* **OBJECTIVE**
In the records below, find the line containing "Output a JSON", then copy that line and all lines after it, exactly, omitting every picture.
[start of EXTRACTED MATERIAL]
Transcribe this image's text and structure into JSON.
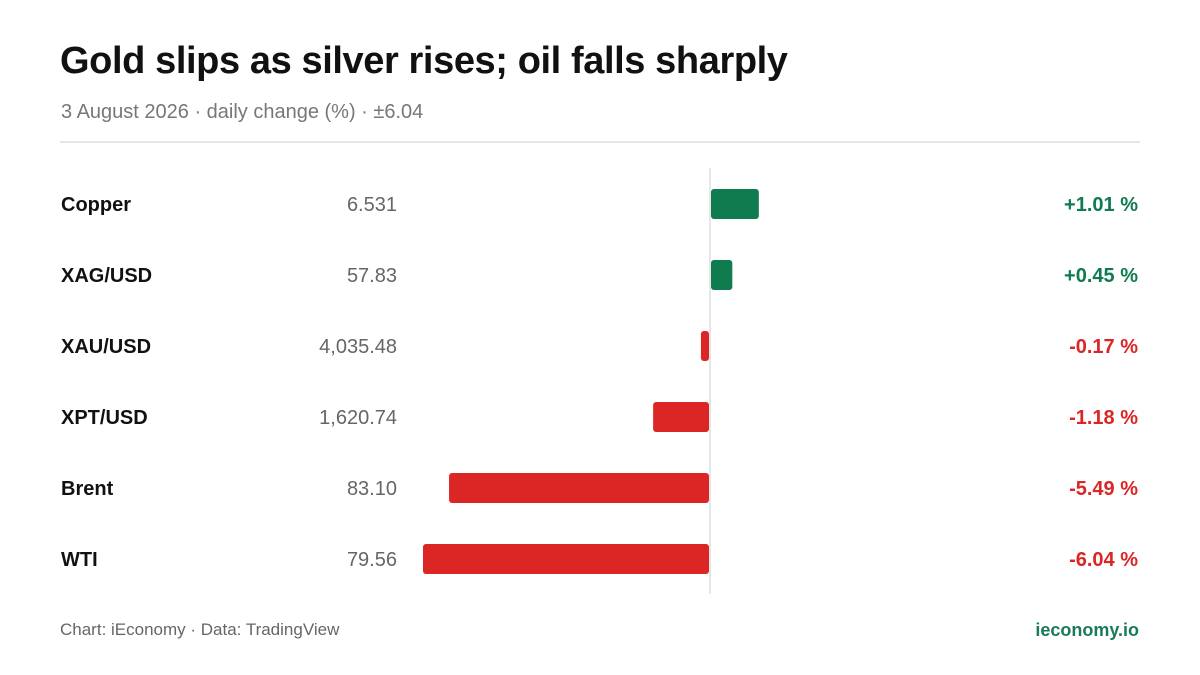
{
  "header": {
    "title": "Gold slips as silver rises; oil falls sharply",
    "subtitle": "3 August 2026 · daily change (%) · ±6.04"
  },
  "footer": {
    "source": "Chart: iEconomy · Data: TradingView",
    "brand": "ieconomy.io"
  },
  "colors": {
    "positive": "#0f7b4f",
    "negative": "#dc2626",
    "label": "#111111",
    "price": "#666666",
    "axis": "#dddddd"
  },
  "chart_data": {
    "type": "bar",
    "orientation": "horizontal",
    "title": "Gold slips as silver rises; oil falls sharply",
    "subtitle": "3 August 2026 · daily change (%) · ±6.04",
    "unit": "%",
    "xlim": [
      -6.04,
      6.04
    ],
    "grid": false,
    "legend": "none",
    "categories": [
      "Copper",
      "XAG/USD",
      "XAU/USD",
      "XPT/USD",
      "Brent",
      "WTI"
    ],
    "prices": [
      "6.531",
      "57.83",
      "4,035.48",
      "1,620.74",
      "83.10",
      "79.56"
    ],
    "values": [
      1.01,
      0.45,
      -0.17,
      -1.18,
      -5.49,
      -6.04
    ],
    "value_labels": [
      "+1.01 %",
      "+0.45 %",
      "-0.17 %",
      "-1.18 %",
      "-5.49 %",
      "-6.04 %"
    ]
  }
}
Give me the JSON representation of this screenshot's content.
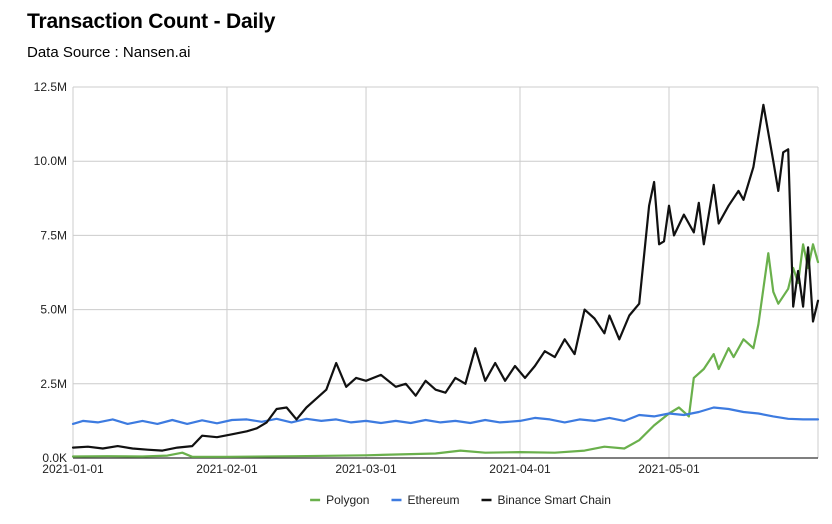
{
  "chart_data": {
    "type": "line",
    "title": "Transaction Count - Daily",
    "subtitle": "Data Source : Nansen.ai",
    "xlabel": "",
    "ylabel": "",
    "x_start": "2021-01-01",
    "x_end": "2021-05-31",
    "xlim": [
      "2021-01-01",
      "2021-05-31"
    ],
    "ylim": [
      0,
      12500000
    ],
    "y_ticks": [
      0,
      2500000,
      5000000,
      7500000,
      10000000,
      12500000
    ],
    "y_tick_labels": [
      "0.0K",
      "2.5M",
      "5.0M",
      "7.5M",
      "10.0M",
      "12.5M"
    ],
    "x_ticks": [
      "2021-01-01",
      "2021-02-01",
      "2021-03-01",
      "2021-04-01",
      "2021-05-01"
    ],
    "x_tick_labels": [
      "2021-01-01",
      "2021-02-01",
      "2021-03-01",
      "2021-04-01",
      "2021-05-01"
    ],
    "grid": true,
    "legend_position": "bottom",
    "series": [
      {
        "name": "Polygon",
        "color": "#6ab04c",
        "points": [
          [
            "2021-01-01",
            50000
          ],
          [
            "2021-01-08",
            60000
          ],
          [
            "2021-01-15",
            50000
          ],
          [
            "2021-01-20",
            80000
          ],
          [
            "2021-01-23",
            180000
          ],
          [
            "2021-01-25",
            40000
          ],
          [
            "2021-02-01",
            40000
          ],
          [
            "2021-02-15",
            60000
          ],
          [
            "2021-03-01",
            90000
          ],
          [
            "2021-03-15",
            150000
          ],
          [
            "2021-03-20",
            250000
          ],
          [
            "2021-03-25",
            180000
          ],
          [
            "2021-04-01",
            200000
          ],
          [
            "2021-04-08",
            180000
          ],
          [
            "2021-04-14",
            250000
          ],
          [
            "2021-04-18",
            380000
          ],
          [
            "2021-04-22",
            320000
          ],
          [
            "2021-04-25",
            600000
          ],
          [
            "2021-04-28",
            1100000
          ],
          [
            "2021-05-01",
            1500000
          ],
          [
            "2021-05-03",
            1700000
          ],
          [
            "2021-05-05",
            1400000
          ],
          [
            "2021-05-06",
            2700000
          ],
          [
            "2021-05-08",
            3000000
          ],
          [
            "2021-05-10",
            3500000
          ],
          [
            "2021-05-11",
            3000000
          ],
          [
            "2021-05-13",
            3700000
          ],
          [
            "2021-05-14",
            3400000
          ],
          [
            "2021-05-16",
            4000000
          ],
          [
            "2021-05-18",
            3700000
          ],
          [
            "2021-05-19",
            4500000
          ],
          [
            "2021-05-21",
            6900000
          ],
          [
            "2021-05-22",
            5600000
          ],
          [
            "2021-05-23",
            5200000
          ],
          [
            "2021-05-25",
            5700000
          ],
          [
            "2021-05-26",
            6400000
          ],
          [
            "2021-05-27",
            5900000
          ],
          [
            "2021-05-28",
            7200000
          ],
          [
            "2021-05-29",
            6400000
          ],
          [
            "2021-05-30",
            7200000
          ],
          [
            "2021-05-31",
            6600000
          ]
        ]
      },
      {
        "name": "Ethereum",
        "color": "#3d7be0",
        "points": [
          [
            "2021-01-01",
            1150000
          ],
          [
            "2021-01-03",
            1250000
          ],
          [
            "2021-01-06",
            1200000
          ],
          [
            "2021-01-09",
            1300000
          ],
          [
            "2021-01-12",
            1150000
          ],
          [
            "2021-01-15",
            1250000
          ],
          [
            "2021-01-18",
            1150000
          ],
          [
            "2021-01-21",
            1280000
          ],
          [
            "2021-01-24",
            1150000
          ],
          [
            "2021-01-27",
            1270000
          ],
          [
            "2021-01-30",
            1170000
          ],
          [
            "2021-02-02",
            1280000
          ],
          [
            "2021-02-05",
            1300000
          ],
          [
            "2021-02-08",
            1220000
          ],
          [
            "2021-02-11",
            1320000
          ],
          [
            "2021-02-14",
            1200000
          ],
          [
            "2021-02-17",
            1320000
          ],
          [
            "2021-02-20",
            1250000
          ],
          [
            "2021-02-23",
            1300000
          ],
          [
            "2021-02-26",
            1200000
          ],
          [
            "2021-03-01",
            1250000
          ],
          [
            "2021-03-04",
            1180000
          ],
          [
            "2021-03-07",
            1250000
          ],
          [
            "2021-03-10",
            1180000
          ],
          [
            "2021-03-13",
            1280000
          ],
          [
            "2021-03-16",
            1200000
          ],
          [
            "2021-03-19",
            1250000
          ],
          [
            "2021-03-22",
            1180000
          ],
          [
            "2021-03-25",
            1280000
          ],
          [
            "2021-03-28",
            1200000
          ],
          [
            "2021-04-01",
            1250000
          ],
          [
            "2021-04-04",
            1350000
          ],
          [
            "2021-04-07",
            1300000
          ],
          [
            "2021-04-10",
            1200000
          ],
          [
            "2021-04-13",
            1300000
          ],
          [
            "2021-04-16",
            1250000
          ],
          [
            "2021-04-19",
            1350000
          ],
          [
            "2021-04-22",
            1250000
          ],
          [
            "2021-04-25",
            1450000
          ],
          [
            "2021-04-28",
            1400000
          ],
          [
            "2021-05-01",
            1500000
          ],
          [
            "2021-05-04",
            1450000
          ],
          [
            "2021-05-07",
            1550000
          ],
          [
            "2021-05-10",
            1700000
          ],
          [
            "2021-05-13",
            1650000
          ],
          [
            "2021-05-16",
            1550000
          ],
          [
            "2021-05-19",
            1500000
          ],
          [
            "2021-05-22",
            1400000
          ],
          [
            "2021-05-25",
            1320000
          ],
          [
            "2021-05-28",
            1300000
          ],
          [
            "2021-05-31",
            1300000
          ]
        ]
      },
      {
        "name": "Binance Smart Chain",
        "color": "#111111",
        "points": [
          [
            "2021-01-01",
            350000
          ],
          [
            "2021-01-04",
            380000
          ],
          [
            "2021-01-07",
            320000
          ],
          [
            "2021-01-10",
            400000
          ],
          [
            "2021-01-13",
            320000
          ],
          [
            "2021-01-16",
            280000
          ],
          [
            "2021-01-19",
            250000
          ],
          [
            "2021-01-22",
            350000
          ],
          [
            "2021-01-25",
            400000
          ],
          [
            "2021-01-27",
            750000
          ],
          [
            "2021-01-30",
            700000
          ],
          [
            "2021-02-02",
            800000
          ],
          [
            "2021-02-05",
            900000
          ],
          [
            "2021-02-07",
            1000000
          ],
          [
            "2021-02-09",
            1200000
          ],
          [
            "2021-02-11",
            1650000
          ],
          [
            "2021-02-13",
            1700000
          ],
          [
            "2021-02-15",
            1300000
          ],
          [
            "2021-02-17",
            1700000
          ],
          [
            "2021-02-19",
            2000000
          ],
          [
            "2021-02-21",
            2300000
          ],
          [
            "2021-02-23",
            3200000
          ],
          [
            "2021-02-25",
            2400000
          ],
          [
            "2021-02-27",
            2700000
          ],
          [
            "2021-03-01",
            2600000
          ],
          [
            "2021-03-04",
            2800000
          ],
          [
            "2021-03-07",
            2400000
          ],
          [
            "2021-03-09",
            2500000
          ],
          [
            "2021-03-11",
            2100000
          ],
          [
            "2021-03-13",
            2600000
          ],
          [
            "2021-03-15",
            2300000
          ],
          [
            "2021-03-17",
            2200000
          ],
          [
            "2021-03-19",
            2700000
          ],
          [
            "2021-03-21",
            2500000
          ],
          [
            "2021-03-23",
            3700000
          ],
          [
            "2021-03-25",
            2600000
          ],
          [
            "2021-03-27",
            3200000
          ],
          [
            "2021-03-29",
            2600000
          ],
          [
            "2021-03-31",
            3100000
          ],
          [
            "2021-04-02",
            2700000
          ],
          [
            "2021-04-04",
            3100000
          ],
          [
            "2021-04-06",
            3600000
          ],
          [
            "2021-04-08",
            3400000
          ],
          [
            "2021-04-10",
            4000000
          ],
          [
            "2021-04-12",
            3500000
          ],
          [
            "2021-04-14",
            5000000
          ],
          [
            "2021-04-16",
            4700000
          ],
          [
            "2021-04-18",
            4200000
          ],
          [
            "2021-04-19",
            4800000
          ],
          [
            "2021-04-21",
            4000000
          ],
          [
            "2021-04-23",
            4800000
          ],
          [
            "2021-04-25",
            5200000
          ],
          [
            "2021-04-27",
            8500000
          ],
          [
            "2021-04-28",
            9300000
          ],
          [
            "2021-04-29",
            7200000
          ],
          [
            "2021-04-30",
            7300000
          ],
          [
            "2021-05-01",
            8500000
          ],
          [
            "2021-05-02",
            7500000
          ],
          [
            "2021-05-04",
            8200000
          ],
          [
            "2021-05-06",
            7600000
          ],
          [
            "2021-05-07",
            8600000
          ],
          [
            "2021-05-08",
            7200000
          ],
          [
            "2021-05-10",
            9200000
          ],
          [
            "2021-05-11",
            7900000
          ],
          [
            "2021-05-13",
            8500000
          ],
          [
            "2021-05-15",
            9000000
          ],
          [
            "2021-05-16",
            8700000
          ],
          [
            "2021-05-18",
            9800000
          ],
          [
            "2021-05-20",
            11900000
          ],
          [
            "2021-05-22",
            10000000
          ],
          [
            "2021-05-23",
            9000000
          ],
          [
            "2021-05-24",
            10300000
          ],
          [
            "2021-05-25",
            10400000
          ],
          [
            "2021-05-26",
            5100000
          ],
          [
            "2021-05-27",
            6300000
          ],
          [
            "2021-05-28",
            5100000
          ],
          [
            "2021-05-29",
            7100000
          ],
          [
            "2021-05-30",
            4600000
          ],
          [
            "2021-05-31",
            5300000
          ]
        ]
      }
    ]
  }
}
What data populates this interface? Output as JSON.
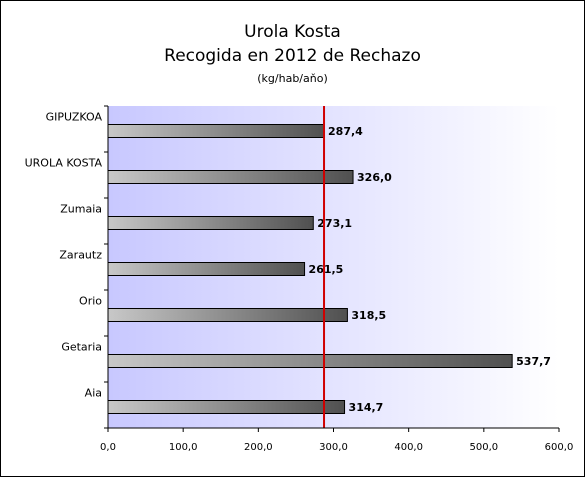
{
  "chart_data": {
    "type": "bar",
    "orientation": "horizontal",
    "title": "Urola Kosta",
    "subtitle": "Recogida en 2012 de Rechazo",
    "units": "(kg/hab/aňo)",
    "categories": [
      "GIPUZKOA",
      "UROLA KOSTA",
      "Zumaia",
      "Zarautz",
      "Orio",
      "Getaria",
      "Aia"
    ],
    "values": [
      287.4,
      326.0,
      273.1,
      261.5,
      318.5,
      537.7,
      314.7
    ],
    "value_labels": [
      "287,4",
      "326,0",
      "273,1",
      "261,5",
      "318,5",
      "537,7",
      "314,7"
    ],
    "xlim": [
      0,
      600
    ],
    "x_ticks": [
      0,
      100,
      200,
      300,
      400,
      500,
      600
    ],
    "x_tick_labels": [
      "0,0",
      "100,0",
      "200,0",
      "300,0",
      "400,0",
      "500,0",
      "600,0"
    ],
    "reference_line": 287.4,
    "reference_line_color": "#d00000",
    "bar_gradient": [
      "#c8c8c8",
      "#505050"
    ],
    "background_gradient": [
      "#c8c8ff",
      "#ffffff"
    ],
    "grid": false
  }
}
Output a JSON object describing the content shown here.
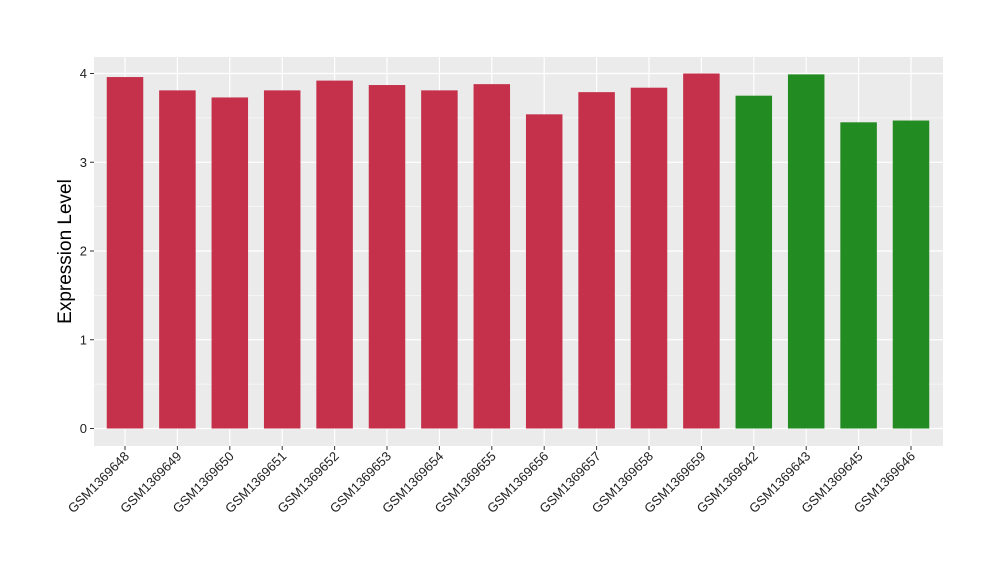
{
  "chart_data": {
    "type": "bar",
    "title": "",
    "xlabel": "",
    "ylabel": "Expression Level",
    "ylim": [
      0,
      4.2
    ],
    "yticks": [
      0,
      1,
      2,
      3,
      4
    ],
    "grid": true,
    "legend": "none",
    "categories": [
      "GSM1369648",
      "GSM1369649",
      "GSM1369650",
      "GSM1369651",
      "GSM1369652",
      "GSM1369653",
      "GSM1369654",
      "GSM1369655",
      "GSM1369656",
      "GSM1369657",
      "GSM1369658",
      "GSM1369659",
      "GSM1369642",
      "GSM1369643",
      "GSM1369645",
      "GSM1369646"
    ],
    "values": [
      3.96,
      3.81,
      3.73,
      3.81,
      3.92,
      3.87,
      3.81,
      3.88,
      3.54,
      3.79,
      3.84,
      4.0,
      3.75,
      3.99,
      3.45,
      3.47
    ],
    "groups": [
      0,
      0,
      0,
      0,
      0,
      0,
      0,
      0,
      0,
      0,
      0,
      0,
      1,
      1,
      1,
      1
    ],
    "group_colors": [
      "#C5304A",
      "#228B22"
    ]
  },
  "panel_background": "#EBEBEB",
  "grid_color": "#FFFFFF"
}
[end of EXTRACTED MATERIAL]
* **EXERCISE SOLUTION**
Output a JSON object describing the content shown here.
{
  "chart_data": {
    "type": "bar",
    "title": "",
    "xlabel": "",
    "ylabel": "Expression Level",
    "ylim": [
      0,
      4.2
    ],
    "yticks": [
      0,
      1,
      2,
      3,
      4
    ],
    "grid": true,
    "legend": "none",
    "categories": [
      "GSM1369648",
      "GSM1369649",
      "GSM1369650",
      "GSM1369651",
      "GSM1369652",
      "GSM1369653",
      "GSM1369654",
      "GSM1369655",
      "GSM1369656",
      "GSM1369657",
      "GSM1369658",
      "GSM1369659",
      "GSM1369642",
      "GSM1369643",
      "GSM1369645",
      "GSM1369646"
    ],
    "values": [
      3.96,
      3.81,
      3.73,
      3.81,
      3.92,
      3.87,
      3.81,
      3.88,
      3.54,
      3.79,
      3.84,
      4.0,
      3.75,
      3.99,
      3.45,
      3.47
    ],
    "groups": [
      0,
      0,
      0,
      0,
      0,
      0,
      0,
      0,
      0,
      0,
      0,
      0,
      1,
      1,
      1,
      1
    ],
    "group_colors": [
      "#C5304A",
      "#228B22"
    ]
  },
  "panel_background": "#EBEBEB",
  "grid_color": "#FFFFFF"
}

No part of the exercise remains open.